Given records:
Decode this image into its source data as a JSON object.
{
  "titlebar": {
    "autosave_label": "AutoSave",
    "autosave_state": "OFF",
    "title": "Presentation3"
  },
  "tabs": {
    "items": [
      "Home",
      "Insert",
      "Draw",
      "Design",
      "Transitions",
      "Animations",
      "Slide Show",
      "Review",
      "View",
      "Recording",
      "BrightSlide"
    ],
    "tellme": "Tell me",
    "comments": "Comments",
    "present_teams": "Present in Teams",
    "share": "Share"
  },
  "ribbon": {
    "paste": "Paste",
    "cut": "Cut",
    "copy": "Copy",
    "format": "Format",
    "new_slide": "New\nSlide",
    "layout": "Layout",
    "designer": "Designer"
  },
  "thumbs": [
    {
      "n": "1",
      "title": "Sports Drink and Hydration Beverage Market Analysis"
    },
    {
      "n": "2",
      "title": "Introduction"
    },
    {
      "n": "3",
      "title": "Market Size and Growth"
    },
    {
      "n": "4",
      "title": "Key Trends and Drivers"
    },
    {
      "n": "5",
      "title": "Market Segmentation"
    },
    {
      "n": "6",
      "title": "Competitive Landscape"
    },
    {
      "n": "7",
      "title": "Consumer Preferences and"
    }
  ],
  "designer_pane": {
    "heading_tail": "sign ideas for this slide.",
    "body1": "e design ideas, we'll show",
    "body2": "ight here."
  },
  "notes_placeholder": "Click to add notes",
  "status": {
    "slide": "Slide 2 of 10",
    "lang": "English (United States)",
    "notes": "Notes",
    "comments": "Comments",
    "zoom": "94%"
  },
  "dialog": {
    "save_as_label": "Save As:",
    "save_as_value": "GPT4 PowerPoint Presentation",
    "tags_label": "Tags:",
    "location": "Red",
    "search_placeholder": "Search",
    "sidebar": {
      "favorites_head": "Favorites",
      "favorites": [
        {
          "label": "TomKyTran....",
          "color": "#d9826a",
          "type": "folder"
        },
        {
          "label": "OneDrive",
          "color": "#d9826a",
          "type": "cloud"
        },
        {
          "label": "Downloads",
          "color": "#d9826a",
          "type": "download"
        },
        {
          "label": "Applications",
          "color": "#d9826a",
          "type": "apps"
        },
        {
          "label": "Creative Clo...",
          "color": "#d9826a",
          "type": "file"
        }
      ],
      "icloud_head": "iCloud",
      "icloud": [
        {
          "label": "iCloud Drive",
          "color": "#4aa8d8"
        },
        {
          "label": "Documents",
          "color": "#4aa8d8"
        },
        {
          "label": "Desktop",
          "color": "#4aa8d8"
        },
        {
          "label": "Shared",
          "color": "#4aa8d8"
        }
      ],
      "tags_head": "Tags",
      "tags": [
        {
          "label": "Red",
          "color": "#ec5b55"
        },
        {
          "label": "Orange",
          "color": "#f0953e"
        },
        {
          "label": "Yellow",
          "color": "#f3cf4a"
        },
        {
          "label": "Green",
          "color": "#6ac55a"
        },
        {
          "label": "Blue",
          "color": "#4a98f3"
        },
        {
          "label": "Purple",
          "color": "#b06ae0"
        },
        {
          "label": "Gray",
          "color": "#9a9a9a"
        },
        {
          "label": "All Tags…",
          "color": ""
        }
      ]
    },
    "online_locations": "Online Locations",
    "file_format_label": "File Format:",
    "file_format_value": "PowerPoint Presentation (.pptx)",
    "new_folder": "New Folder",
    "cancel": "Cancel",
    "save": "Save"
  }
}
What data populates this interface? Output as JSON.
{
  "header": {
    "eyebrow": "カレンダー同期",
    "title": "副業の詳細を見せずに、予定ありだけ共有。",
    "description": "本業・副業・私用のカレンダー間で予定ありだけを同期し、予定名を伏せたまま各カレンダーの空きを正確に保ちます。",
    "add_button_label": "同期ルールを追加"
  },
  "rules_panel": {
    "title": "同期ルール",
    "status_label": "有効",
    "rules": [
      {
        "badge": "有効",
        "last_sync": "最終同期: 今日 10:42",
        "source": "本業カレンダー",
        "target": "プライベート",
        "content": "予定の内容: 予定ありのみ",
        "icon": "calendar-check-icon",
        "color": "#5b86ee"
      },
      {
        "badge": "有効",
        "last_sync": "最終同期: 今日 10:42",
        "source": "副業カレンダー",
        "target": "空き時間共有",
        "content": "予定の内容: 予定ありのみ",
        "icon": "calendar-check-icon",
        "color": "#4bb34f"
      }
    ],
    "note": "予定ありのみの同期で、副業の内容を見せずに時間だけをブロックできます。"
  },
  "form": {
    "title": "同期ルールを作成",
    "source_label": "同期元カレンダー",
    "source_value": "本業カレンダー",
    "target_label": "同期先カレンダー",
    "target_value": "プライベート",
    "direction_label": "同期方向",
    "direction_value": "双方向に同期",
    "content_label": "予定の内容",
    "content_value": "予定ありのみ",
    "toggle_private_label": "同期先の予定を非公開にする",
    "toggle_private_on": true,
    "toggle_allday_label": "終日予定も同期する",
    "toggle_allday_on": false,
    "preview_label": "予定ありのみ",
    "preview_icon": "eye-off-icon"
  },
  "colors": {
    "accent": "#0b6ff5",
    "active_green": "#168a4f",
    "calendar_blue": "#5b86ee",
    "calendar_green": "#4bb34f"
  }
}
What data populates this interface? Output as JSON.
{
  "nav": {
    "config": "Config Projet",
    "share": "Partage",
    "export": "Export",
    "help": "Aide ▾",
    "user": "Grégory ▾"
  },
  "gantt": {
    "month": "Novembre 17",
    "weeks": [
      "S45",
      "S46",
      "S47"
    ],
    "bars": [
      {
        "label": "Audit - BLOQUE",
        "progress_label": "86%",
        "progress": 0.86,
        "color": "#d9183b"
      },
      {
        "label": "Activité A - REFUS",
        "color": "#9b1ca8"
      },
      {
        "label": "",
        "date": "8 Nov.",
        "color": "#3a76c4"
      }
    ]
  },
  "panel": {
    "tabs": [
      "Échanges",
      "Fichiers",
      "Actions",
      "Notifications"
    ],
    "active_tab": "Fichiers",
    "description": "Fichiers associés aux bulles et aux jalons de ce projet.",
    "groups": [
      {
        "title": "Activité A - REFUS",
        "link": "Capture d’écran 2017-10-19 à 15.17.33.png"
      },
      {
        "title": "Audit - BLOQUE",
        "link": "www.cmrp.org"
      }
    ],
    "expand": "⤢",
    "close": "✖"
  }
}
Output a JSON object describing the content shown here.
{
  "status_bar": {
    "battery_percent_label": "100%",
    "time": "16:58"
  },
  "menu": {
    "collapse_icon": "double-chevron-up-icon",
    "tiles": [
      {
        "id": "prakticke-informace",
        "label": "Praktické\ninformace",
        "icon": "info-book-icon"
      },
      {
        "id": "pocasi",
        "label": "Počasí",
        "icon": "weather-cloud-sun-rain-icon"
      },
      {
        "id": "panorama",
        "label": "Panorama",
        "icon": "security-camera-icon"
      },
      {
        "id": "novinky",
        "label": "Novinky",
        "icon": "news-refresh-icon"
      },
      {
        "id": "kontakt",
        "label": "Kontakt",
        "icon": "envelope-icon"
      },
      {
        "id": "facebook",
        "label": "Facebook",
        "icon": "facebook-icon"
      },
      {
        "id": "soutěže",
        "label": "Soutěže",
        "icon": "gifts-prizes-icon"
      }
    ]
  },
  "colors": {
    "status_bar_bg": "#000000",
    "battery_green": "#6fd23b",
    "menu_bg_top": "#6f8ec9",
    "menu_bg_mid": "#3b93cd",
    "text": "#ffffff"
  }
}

Requirement:
Report only the number of lines in the data above that contain "type".

Expected answer:
5